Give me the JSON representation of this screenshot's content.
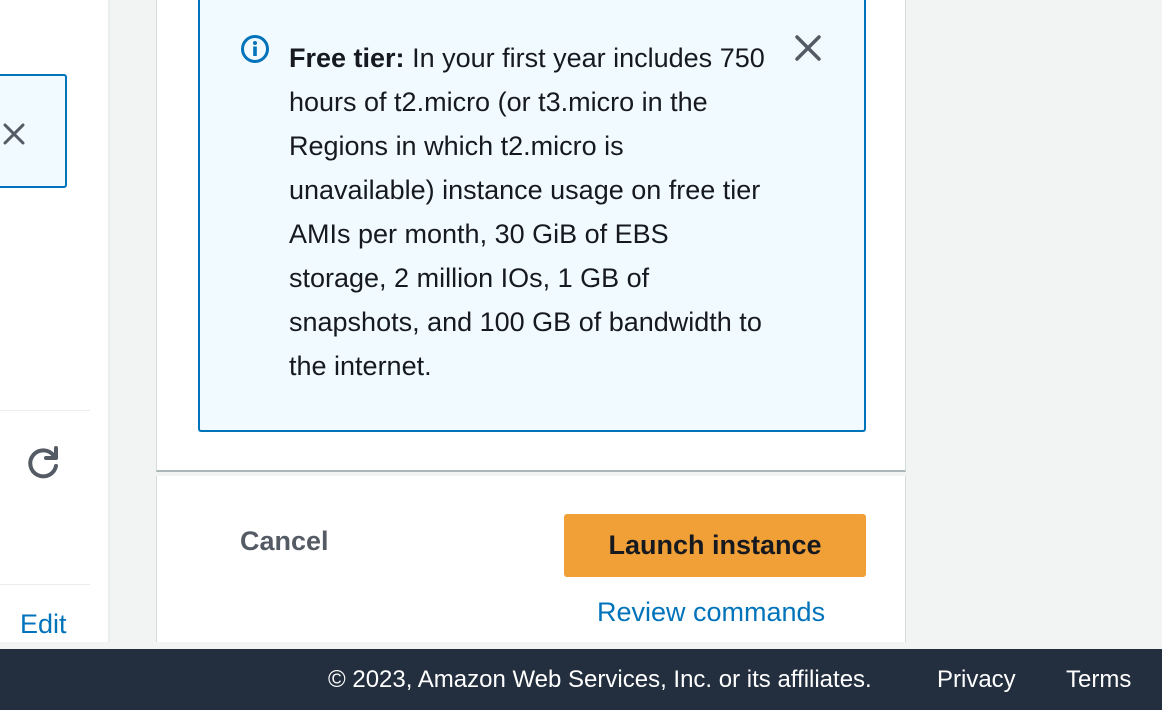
{
  "left_panel": {
    "edit_label": "Edit"
  },
  "free_tier": {
    "heading": "Free tier:",
    "body": "In your first year includes 750 hours of t2.micro (or t3.micro in the Regions in which t2.micro is unavailable) instance usage on free tier AMIs per month, 30 GiB of EBS storage, 2 million IOs, 1 GB of snapshots, and 100 GB of bandwidth to the internet."
  },
  "actions": {
    "cancel_label": "Cancel",
    "launch_label": "Launch instance",
    "review_label": "Review commands"
  },
  "footer": {
    "copyright": "© 2023, Amazon Web Services, Inc. or its affiliates.",
    "privacy": "Privacy",
    "terms": "Terms"
  },
  "colors": {
    "link": "#0073bb",
    "primary_button": "#f0a036",
    "info_background": "#f1faff",
    "footer_background": "#232f3e"
  },
  "icons": [
    "close-icon",
    "refresh-icon",
    "info-icon"
  ]
}
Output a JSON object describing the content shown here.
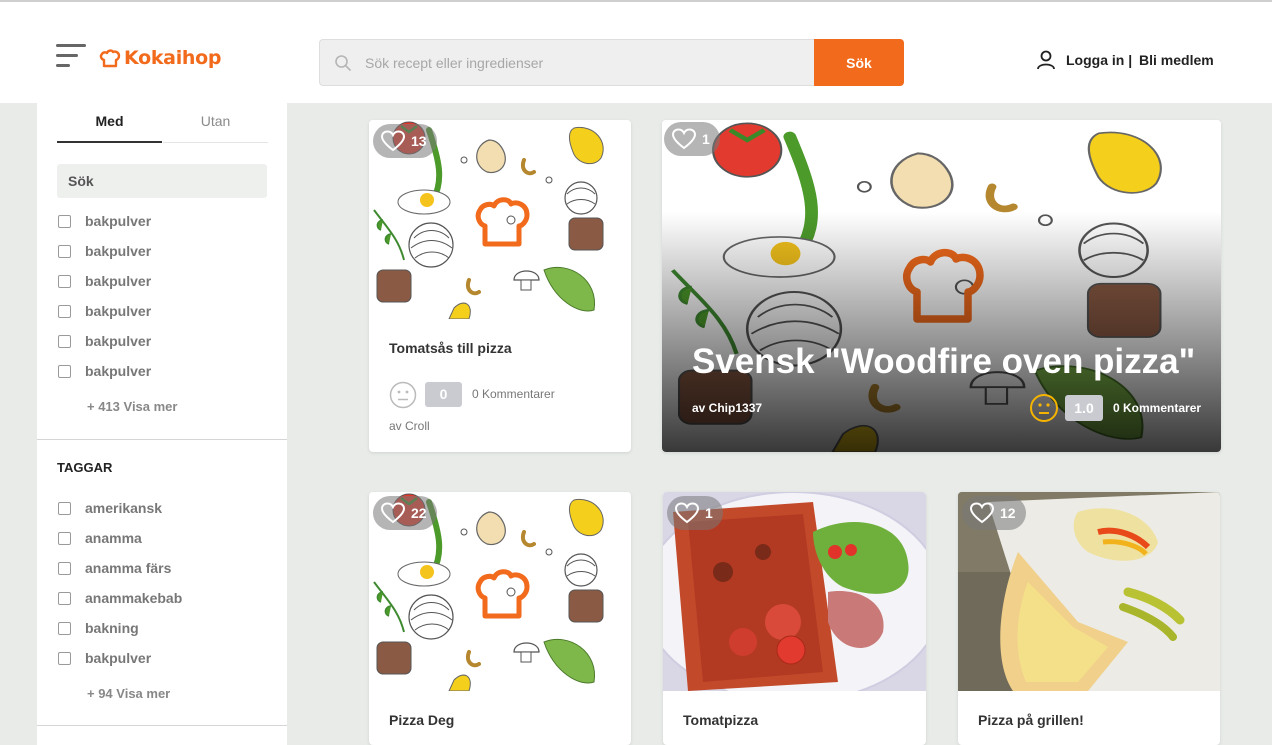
{
  "header": {
    "logo_text": "Kokaihop",
    "search_placeholder": "Sök recept eller ingredienser",
    "search_button": "Sök",
    "login_label": "Logga in |",
    "signup_label": "Bli medlem"
  },
  "sidebar": {
    "tabs": [
      {
        "label": "Med"
      },
      {
        "label": "Utan"
      }
    ],
    "filter_search_label": "Sök",
    "ingredients": [
      "bakpulver",
      "bakpulver",
      "bakpulver",
      "bakpulver",
      "bakpulver",
      "bakpulver"
    ],
    "ingredients_more": "+ 413 Visa mer",
    "tags_title": "TAGGAR",
    "tags": [
      "amerikansk",
      "anamma",
      "anamma färs",
      "anammakebab",
      "bakning",
      "bakpulver"
    ],
    "tags_more": "+ 94 Visa mer"
  },
  "cards": [
    {
      "title": "Tomatsås till pizza",
      "favorites": "13",
      "rating": "0",
      "comments": "0 Kommentarer",
      "author": "av Croll"
    },
    {
      "title": "Svensk \"Woodfire oven pizza\"",
      "favorites": "1",
      "rating": "1.0",
      "comments": "0 Kommentarer",
      "author": "av Chip1337"
    },
    {
      "title": "Pizza Deg",
      "favorites": "22"
    },
    {
      "title": "Tomatpizza",
      "favorites": "1"
    },
    {
      "title": "Pizza på grillen!",
      "favorites": "12"
    }
  ],
  "colors": {
    "accent": "#f26a1b",
    "rating_box": "#c9cbd1",
    "background": "#e8ebe8"
  }
}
+--
To be done: Filter the entries above down to the lines containing the word "content".

Exercise answer:
Give me the JSON representation of this screenshot's content.
Output a JSON object describing the content shown here.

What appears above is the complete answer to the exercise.